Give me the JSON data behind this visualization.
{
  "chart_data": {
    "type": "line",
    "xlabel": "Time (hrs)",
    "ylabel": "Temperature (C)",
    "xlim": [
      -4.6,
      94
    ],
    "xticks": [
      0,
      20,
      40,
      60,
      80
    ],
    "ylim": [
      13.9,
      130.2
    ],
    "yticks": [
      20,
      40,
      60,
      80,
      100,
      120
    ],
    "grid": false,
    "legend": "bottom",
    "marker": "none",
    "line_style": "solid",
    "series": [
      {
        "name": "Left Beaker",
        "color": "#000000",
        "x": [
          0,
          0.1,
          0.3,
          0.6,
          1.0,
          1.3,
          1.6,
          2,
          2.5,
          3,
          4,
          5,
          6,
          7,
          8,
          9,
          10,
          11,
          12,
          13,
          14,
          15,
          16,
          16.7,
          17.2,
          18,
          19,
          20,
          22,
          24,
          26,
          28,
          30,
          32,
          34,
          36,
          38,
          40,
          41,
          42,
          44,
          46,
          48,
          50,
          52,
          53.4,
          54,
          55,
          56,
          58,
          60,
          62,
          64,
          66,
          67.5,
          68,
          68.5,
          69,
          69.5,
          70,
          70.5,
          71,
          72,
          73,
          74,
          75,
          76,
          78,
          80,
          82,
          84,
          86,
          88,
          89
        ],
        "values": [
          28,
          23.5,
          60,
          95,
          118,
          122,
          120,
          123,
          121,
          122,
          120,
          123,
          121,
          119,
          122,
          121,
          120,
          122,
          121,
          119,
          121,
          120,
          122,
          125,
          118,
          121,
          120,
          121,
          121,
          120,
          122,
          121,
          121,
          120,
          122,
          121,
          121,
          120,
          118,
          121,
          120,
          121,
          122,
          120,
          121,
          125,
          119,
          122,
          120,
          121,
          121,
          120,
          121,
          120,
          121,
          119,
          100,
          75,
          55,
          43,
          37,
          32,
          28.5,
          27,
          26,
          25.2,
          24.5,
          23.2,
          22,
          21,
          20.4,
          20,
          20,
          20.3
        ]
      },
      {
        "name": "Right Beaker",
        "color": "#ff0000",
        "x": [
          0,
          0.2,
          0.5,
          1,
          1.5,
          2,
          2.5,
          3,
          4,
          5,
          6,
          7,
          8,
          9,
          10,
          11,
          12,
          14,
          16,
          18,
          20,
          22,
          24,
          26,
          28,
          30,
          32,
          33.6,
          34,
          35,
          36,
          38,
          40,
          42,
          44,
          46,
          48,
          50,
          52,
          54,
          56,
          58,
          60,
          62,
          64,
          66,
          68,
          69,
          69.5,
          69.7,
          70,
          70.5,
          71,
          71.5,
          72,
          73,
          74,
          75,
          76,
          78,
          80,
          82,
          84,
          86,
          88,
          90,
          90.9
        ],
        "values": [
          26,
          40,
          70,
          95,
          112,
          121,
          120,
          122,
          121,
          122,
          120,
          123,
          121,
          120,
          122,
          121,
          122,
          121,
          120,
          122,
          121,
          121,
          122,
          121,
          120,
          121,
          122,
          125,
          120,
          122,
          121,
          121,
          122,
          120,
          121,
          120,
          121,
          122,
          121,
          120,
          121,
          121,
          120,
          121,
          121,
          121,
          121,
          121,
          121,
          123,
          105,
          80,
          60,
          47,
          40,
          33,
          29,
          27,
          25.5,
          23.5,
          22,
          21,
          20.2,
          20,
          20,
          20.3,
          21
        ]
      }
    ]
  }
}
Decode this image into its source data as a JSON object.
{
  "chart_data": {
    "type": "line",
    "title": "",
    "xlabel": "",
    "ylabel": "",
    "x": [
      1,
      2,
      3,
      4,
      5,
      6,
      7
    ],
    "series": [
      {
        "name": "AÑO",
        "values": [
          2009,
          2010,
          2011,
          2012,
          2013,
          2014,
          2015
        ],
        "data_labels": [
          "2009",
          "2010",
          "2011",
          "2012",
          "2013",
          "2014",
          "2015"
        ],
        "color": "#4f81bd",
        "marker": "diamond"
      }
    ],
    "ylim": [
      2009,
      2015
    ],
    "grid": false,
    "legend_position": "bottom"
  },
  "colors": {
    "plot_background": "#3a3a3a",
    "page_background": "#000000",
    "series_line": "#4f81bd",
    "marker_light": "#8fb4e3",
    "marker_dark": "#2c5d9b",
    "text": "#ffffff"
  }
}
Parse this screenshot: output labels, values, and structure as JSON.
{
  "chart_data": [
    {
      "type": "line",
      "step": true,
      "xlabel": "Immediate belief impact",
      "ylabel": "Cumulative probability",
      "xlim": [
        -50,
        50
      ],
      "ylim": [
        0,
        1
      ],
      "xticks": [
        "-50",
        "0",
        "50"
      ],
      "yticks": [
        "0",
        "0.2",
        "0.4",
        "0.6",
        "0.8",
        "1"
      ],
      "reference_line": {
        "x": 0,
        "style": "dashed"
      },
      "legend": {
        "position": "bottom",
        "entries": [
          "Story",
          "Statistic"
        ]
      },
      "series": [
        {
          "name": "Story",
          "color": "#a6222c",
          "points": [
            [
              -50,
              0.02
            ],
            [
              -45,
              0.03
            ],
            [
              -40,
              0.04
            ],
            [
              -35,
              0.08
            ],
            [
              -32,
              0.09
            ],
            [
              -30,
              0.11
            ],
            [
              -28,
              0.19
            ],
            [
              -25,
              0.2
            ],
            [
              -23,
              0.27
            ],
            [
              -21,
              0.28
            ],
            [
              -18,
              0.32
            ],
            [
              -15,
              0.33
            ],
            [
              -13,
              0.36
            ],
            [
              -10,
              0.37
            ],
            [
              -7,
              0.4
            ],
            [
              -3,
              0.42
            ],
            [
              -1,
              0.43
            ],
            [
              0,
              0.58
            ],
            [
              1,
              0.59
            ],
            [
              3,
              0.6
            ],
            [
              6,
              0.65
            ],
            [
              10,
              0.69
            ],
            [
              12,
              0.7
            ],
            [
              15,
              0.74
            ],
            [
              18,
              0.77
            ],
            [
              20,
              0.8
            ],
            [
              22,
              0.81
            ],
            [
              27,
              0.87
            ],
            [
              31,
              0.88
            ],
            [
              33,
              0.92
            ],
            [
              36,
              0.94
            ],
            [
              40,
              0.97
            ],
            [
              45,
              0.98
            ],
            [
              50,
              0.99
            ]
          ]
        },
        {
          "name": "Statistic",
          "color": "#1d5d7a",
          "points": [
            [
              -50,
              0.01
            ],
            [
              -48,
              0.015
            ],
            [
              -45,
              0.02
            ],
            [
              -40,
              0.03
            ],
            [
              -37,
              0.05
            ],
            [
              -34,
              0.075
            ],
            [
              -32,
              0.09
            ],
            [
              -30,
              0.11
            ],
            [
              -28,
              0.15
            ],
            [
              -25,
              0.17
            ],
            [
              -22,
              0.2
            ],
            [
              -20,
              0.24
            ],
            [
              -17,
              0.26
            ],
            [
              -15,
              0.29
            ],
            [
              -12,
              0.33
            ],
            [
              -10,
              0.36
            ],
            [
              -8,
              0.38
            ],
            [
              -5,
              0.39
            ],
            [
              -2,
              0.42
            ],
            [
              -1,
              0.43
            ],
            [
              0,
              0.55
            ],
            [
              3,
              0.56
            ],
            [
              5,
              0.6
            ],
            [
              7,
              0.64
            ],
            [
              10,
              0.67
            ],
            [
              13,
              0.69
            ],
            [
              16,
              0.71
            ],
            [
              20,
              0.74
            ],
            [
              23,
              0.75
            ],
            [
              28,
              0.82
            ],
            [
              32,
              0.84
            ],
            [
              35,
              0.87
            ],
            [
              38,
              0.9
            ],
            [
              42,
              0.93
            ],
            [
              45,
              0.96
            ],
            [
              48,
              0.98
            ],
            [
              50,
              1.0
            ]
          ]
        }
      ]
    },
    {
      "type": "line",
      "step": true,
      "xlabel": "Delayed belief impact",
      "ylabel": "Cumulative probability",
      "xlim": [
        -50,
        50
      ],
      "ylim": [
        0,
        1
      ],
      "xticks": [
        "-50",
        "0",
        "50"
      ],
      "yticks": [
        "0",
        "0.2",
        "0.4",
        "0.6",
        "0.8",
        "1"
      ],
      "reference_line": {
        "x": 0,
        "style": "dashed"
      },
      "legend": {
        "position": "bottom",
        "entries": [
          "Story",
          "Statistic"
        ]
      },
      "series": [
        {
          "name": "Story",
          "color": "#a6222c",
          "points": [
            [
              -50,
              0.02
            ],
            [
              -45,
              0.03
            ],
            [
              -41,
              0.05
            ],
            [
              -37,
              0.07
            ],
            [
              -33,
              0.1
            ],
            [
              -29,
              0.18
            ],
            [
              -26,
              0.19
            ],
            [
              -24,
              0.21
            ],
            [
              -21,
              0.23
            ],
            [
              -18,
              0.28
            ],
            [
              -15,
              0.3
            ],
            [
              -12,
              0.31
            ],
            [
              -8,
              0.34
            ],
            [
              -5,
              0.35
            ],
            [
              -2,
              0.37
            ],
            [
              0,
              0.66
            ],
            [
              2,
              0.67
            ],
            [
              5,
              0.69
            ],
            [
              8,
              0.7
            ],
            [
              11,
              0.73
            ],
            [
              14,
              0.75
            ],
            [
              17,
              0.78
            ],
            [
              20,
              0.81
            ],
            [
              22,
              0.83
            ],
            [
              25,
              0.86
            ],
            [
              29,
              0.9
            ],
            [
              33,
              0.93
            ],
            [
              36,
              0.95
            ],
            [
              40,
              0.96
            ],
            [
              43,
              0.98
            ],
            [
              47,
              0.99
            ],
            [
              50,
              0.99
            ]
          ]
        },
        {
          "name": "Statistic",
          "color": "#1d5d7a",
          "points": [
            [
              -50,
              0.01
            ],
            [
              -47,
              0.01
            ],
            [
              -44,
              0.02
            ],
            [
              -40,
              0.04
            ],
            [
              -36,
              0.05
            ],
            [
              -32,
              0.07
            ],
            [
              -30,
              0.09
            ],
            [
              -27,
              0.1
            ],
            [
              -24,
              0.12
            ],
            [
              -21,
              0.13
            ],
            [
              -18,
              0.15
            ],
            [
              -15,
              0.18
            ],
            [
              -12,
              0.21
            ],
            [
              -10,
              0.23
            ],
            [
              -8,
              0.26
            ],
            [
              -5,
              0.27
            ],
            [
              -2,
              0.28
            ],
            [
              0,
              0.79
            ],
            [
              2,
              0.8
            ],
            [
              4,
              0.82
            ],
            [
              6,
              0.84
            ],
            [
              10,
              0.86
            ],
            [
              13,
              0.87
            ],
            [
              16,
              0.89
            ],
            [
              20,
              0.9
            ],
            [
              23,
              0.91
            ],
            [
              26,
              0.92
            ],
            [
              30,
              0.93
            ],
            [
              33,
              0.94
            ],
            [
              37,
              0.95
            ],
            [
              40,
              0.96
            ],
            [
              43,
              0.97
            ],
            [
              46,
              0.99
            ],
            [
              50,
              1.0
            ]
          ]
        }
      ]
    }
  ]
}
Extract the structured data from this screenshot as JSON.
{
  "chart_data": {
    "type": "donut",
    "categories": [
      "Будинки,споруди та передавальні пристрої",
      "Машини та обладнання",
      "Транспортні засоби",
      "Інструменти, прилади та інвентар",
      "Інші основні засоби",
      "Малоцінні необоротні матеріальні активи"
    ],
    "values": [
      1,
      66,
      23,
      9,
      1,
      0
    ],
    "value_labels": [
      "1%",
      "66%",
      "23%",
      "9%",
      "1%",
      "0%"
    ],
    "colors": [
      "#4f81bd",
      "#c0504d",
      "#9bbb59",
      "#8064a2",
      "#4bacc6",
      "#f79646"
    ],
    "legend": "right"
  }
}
* * * * *
Directions: Work out how many lines of the listing above include the word "screenshot". Reply with nothing but the count.

Result of this task: 2